**SHORT PROBLEM:**
Transcribe all the records with complete accuracy.

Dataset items

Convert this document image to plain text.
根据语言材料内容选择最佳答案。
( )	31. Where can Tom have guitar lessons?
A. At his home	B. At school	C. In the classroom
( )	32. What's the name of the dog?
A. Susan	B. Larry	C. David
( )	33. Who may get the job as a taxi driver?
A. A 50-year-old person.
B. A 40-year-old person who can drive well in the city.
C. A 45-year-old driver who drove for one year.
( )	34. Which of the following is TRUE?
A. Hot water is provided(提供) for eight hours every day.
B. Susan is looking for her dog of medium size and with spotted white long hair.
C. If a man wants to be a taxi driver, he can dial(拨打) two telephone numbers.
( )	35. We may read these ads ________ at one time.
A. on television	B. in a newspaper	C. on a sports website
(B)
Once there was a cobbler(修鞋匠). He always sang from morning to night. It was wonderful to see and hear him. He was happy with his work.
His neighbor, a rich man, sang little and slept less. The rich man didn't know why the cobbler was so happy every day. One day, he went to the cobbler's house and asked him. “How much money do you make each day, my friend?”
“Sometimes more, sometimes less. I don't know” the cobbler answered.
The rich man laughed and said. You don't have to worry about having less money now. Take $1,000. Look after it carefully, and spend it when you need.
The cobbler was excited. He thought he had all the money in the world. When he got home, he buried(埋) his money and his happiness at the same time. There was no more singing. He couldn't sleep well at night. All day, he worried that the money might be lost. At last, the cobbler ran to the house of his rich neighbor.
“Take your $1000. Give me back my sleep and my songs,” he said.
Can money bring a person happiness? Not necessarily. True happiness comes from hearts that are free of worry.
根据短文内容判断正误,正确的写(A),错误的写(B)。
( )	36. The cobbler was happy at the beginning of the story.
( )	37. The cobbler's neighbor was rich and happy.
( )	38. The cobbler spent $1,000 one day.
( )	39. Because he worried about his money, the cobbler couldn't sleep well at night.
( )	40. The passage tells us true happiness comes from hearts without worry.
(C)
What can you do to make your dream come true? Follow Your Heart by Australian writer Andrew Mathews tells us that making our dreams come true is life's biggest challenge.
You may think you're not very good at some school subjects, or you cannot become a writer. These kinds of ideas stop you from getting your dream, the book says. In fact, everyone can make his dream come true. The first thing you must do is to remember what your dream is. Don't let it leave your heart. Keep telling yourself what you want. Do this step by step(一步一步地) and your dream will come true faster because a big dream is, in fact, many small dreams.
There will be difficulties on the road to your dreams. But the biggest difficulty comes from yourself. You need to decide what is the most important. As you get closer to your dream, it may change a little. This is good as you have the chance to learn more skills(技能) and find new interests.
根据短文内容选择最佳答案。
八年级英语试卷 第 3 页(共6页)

**SOLVED PROBLEM:**
Convert this document image to plain text.
根据语言材料内容选择最佳答案。
( )	31. Where can Tom have guitar lessons?
A. At his home	B. At school	C. In the classroom
( )	32. What's the name of the dog?
A. Susan	B. Larry	C. David
( )	33. Who may get the job as a taxi driver?
A. A 50-year-old person.
B. A 40-year-old person who can drive well in the city.
C. A 45-year-old driver who drove for one year.
( )	34. Which of the following is TRUE?
A. Hot water is provided(提供) for eight hours every day.
B. Susan is looking for her dog of medium size and with spotted white long hair.
C. If a man wants to be a taxi driver, he can dial(拨打) two telephone numbers.
( )	35. We may read these ads ________ at one time.
A. on television	B. in a newspaper	C. on a sports website
(B)
Once there was a cobbler(修鞋匠). He always sang from morning to night. It was wonderful to see and hear him. He was happy with his work.
His neighbor, a rich man, sang little and slept less. The rich man didn't know why the cobbler was so happy every day. One day, he went to the cobbler's house and asked him. “How much money do you make each day, my friend?”
“Sometimes more, sometimes less. I don't know” the cobbler answered.
The rich man laughed and said. You don't have to worry about having less money now. Take $1,000. Look after it carefully, and spend it when you need.
The cobbler was excited. He thought he had all the money in the world. When he got home, he buried(埋) his money and his happiness at the same time. There was no more singing. He couldn't sleep well at night. All day, he worried that the money might be lost. At last, the cobbler ran to the house of his rich neighbor.
“Take your $1000. Give me back my sleep and my songs,” he said.
Can money bring a person happiness? Not necessarily. True happiness comes from hearts that are free of worry.
根据短文内容判断正误,正确的写(A),错误的写(B)。
( )	36. The cobbler was happy at the beginning of the story.
( )	37. The cobbler's neighbor was rich and happy.
( )	38. The cobbler spent $1,000 one day.
( )	39. Because he worried about his money, the cobbler couldn't sleep well at night.
( )	40. The passage tells us true happiness comes from hearts without worry.
(C)
What can you do to make your dream come true? Follow Your Heart by Australian writer Andrew Mathews tells us that making our dreams come true is life's biggest challenge.
You may think you're not very good at some school subjects, or you cannot become a writer. These kinds of ideas stop you from getting your dream, the book says. In fact, everyone can make his dream come true. The first thing you must do is to remember what your dream is. Don't let it leave your heart. Keep telling yourself what you want. Do this step by step(一步一步地) and your dream will come true faster because a big dream is, in fact, many small dreams.
There will be difficulties on the road to your dreams. But the biggest difficulty comes from yourself. You need to decide what is the most important. As you get closer to your dream, it may change a little. This is good as you have the chance to learn more skills(技能) and find new interests.
根据短文内容选择最佳答案。
八年级英语试卷 第 3 页(共6页)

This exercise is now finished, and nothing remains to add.